• TASK TO CARRY OUT: Give the material again in full, matching it exactly.

• EXERCISE INPUTS:
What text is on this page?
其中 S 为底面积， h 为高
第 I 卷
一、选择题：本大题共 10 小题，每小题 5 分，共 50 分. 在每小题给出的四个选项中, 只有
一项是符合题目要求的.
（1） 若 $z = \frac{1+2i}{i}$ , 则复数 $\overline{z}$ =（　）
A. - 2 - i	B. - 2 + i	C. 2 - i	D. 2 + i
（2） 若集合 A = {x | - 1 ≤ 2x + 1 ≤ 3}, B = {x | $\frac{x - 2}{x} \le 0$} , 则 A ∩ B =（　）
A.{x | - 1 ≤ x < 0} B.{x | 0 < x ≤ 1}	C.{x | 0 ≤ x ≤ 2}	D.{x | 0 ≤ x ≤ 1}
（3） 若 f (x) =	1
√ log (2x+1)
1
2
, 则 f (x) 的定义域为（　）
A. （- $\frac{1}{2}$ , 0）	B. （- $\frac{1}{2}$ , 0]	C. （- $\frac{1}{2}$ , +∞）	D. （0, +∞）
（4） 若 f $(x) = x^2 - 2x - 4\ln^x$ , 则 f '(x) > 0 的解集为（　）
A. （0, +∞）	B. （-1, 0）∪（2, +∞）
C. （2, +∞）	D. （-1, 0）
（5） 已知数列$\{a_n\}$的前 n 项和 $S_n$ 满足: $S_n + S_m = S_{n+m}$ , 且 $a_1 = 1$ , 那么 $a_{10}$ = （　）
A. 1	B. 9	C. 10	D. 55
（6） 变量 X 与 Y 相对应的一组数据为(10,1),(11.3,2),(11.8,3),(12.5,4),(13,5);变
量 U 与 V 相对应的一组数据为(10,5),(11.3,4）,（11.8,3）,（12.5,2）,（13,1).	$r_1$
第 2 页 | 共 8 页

• WRITTEN SOLUTION:
What text is on this page?
其中 S 为底面积， h 为高
第 I 卷
一、选择题：本大题共 10 小题，每小题 5 分，共 50 分. 在每小题给出的四个选项中, 只有
一项是符合题目要求的.
（1） 若 $z = \frac{1+2i}{i}$ , 则复数 $\overline{z}$ =（　）
A. - 2 - i	B. - 2 + i	C. 2 - i	D. 2 + i
（2） 若集合 A = {x | - 1 ≤ 2x + 1 ≤ 3}, B = {x | $\frac{x - 2}{x} \le 0$} , 则 A ∩ B =（　）
A.{x | - 1 ≤ x < 0} B.{x | 0 < x ≤ 1}	C.{x | 0 ≤ x ≤ 2}	D.{x | 0 ≤ x ≤ 1}
（3） 若 f (x) =	1
√ log (2x+1)
1
2
, 则 f (x) 的定义域为（　）
A. （- $\frac{1}{2}$ , 0）	B. （- $\frac{1}{2}$ , 0]	C. （- $\frac{1}{2}$ , +∞）	D. （0, +∞）
（4） 若 f $(x) = x^2 - 2x - 4\ln^x$ , 则 f '(x) > 0 的解集为（　）
A. （0, +∞）	B. （-1, 0）∪（2, +∞）
C. （2, +∞）	D. （-1, 0）
（5） 已知数列$\{a_n\}$的前 n 项和 $S_n$ 满足: $S_n + S_m = S_{n+m}$ , 且 $a_1 = 1$ , 那么 $a_{10}$ = （　）
A. 1	B. 9	C. 10	D. 55
（6） 变量 X 与 Y 相对应的一组数据为(10,1),(11.3,2),(11.8,3),(12.5,4),(13,5);变
量 U 与 V 相对应的一组数据为(10,5),(11.3,4）,（11.8,3）,（12.5,2）,（13,1).	$r_1$
第 2 页 | 共 8 页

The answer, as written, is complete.